— start —

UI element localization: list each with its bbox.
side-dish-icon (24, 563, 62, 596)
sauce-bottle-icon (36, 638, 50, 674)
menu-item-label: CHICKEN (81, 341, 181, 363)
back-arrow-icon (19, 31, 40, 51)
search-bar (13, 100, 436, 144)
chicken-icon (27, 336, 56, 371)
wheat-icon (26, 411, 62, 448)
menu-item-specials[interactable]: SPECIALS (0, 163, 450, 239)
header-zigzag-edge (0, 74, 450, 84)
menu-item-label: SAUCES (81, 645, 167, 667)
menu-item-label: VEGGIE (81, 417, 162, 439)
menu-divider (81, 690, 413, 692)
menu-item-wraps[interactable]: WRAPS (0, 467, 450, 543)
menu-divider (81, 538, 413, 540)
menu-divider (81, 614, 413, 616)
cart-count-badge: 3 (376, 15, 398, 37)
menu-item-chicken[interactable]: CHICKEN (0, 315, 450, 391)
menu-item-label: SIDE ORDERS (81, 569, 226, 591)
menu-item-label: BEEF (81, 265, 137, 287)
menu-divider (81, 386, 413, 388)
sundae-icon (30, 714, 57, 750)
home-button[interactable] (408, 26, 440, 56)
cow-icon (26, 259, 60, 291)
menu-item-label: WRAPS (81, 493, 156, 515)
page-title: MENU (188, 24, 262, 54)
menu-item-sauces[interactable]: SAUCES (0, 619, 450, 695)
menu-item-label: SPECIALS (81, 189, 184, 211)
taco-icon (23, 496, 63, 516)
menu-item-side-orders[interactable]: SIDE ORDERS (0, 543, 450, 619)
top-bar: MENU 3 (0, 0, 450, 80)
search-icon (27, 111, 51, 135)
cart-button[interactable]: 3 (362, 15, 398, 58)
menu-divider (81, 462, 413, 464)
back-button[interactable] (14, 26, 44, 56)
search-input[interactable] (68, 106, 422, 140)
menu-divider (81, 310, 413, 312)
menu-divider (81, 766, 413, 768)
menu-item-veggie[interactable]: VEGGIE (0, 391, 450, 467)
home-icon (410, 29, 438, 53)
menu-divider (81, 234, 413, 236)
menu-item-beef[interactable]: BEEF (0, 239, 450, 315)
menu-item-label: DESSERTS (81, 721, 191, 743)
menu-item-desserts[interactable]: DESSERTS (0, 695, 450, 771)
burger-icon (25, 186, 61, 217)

— end —

▶ _Aim of the exercise_
Copy out every one of the entries above, line for line, without changing any character.

▶ _Output_
UI element localization: list each with its bbox.
side-dish-icon (24, 563, 62, 596)
sauce-bottle-icon (36, 638, 50, 674)
menu-item-label: CHICKEN (81, 341, 181, 363)
back-arrow-icon (19, 31, 40, 51)
search-bar (13, 100, 436, 144)
chicken-icon (27, 336, 56, 371)
wheat-icon (26, 411, 62, 448)
menu-item-specials[interactable]: SPECIALS (0, 163, 450, 239)
header-zigzag-edge (0, 74, 450, 84)
menu-item-label: SAUCES (81, 645, 167, 667)
menu-item-label: VEGGIE (81, 417, 162, 439)
menu-divider (81, 690, 413, 692)
menu-item-wraps[interactable]: WRAPS (0, 467, 450, 543)
menu-divider (81, 538, 413, 540)
menu-divider (81, 614, 413, 616)
cart-count-badge: 3 (376, 15, 398, 37)
menu-item-chicken[interactable]: CHICKEN (0, 315, 450, 391)
menu-item-label: SIDE ORDERS (81, 569, 226, 591)
menu-item-label: BEEF (81, 265, 137, 287)
menu-divider (81, 386, 413, 388)
sundae-icon (30, 714, 57, 750)
home-button[interactable] (408, 26, 440, 56)
cow-icon (26, 259, 60, 291)
menu-item-label: WRAPS (81, 493, 156, 515)
page-title: MENU (188, 24, 262, 54)
menu-item-sauces[interactable]: SAUCES (0, 619, 450, 695)
menu-item-label: SPECIALS (81, 189, 184, 211)
taco-icon (23, 496, 63, 516)
menu-item-side-orders[interactable]: SIDE ORDERS (0, 543, 450, 619)
top-bar: MENU 3 (0, 0, 450, 80)
search-icon (27, 111, 51, 135)
cart-button[interactable]: 3 (362, 15, 398, 58)
menu-divider (81, 462, 413, 464)
back-button[interactable] (14, 26, 44, 56)
search-input[interactable] (68, 106, 422, 140)
menu-divider (81, 310, 413, 312)
menu-divider (81, 766, 413, 768)
menu-item-veggie[interactable]: VEGGIE (0, 391, 450, 467)
home-icon (410, 29, 438, 53)
menu-divider (81, 234, 413, 236)
menu-item-beef[interactable]: BEEF (0, 239, 450, 315)
menu-item-label: DESSERTS (81, 721, 191, 743)
menu-item-desserts[interactable]: DESSERTS (0, 695, 450, 771)
burger-icon (25, 186, 61, 217)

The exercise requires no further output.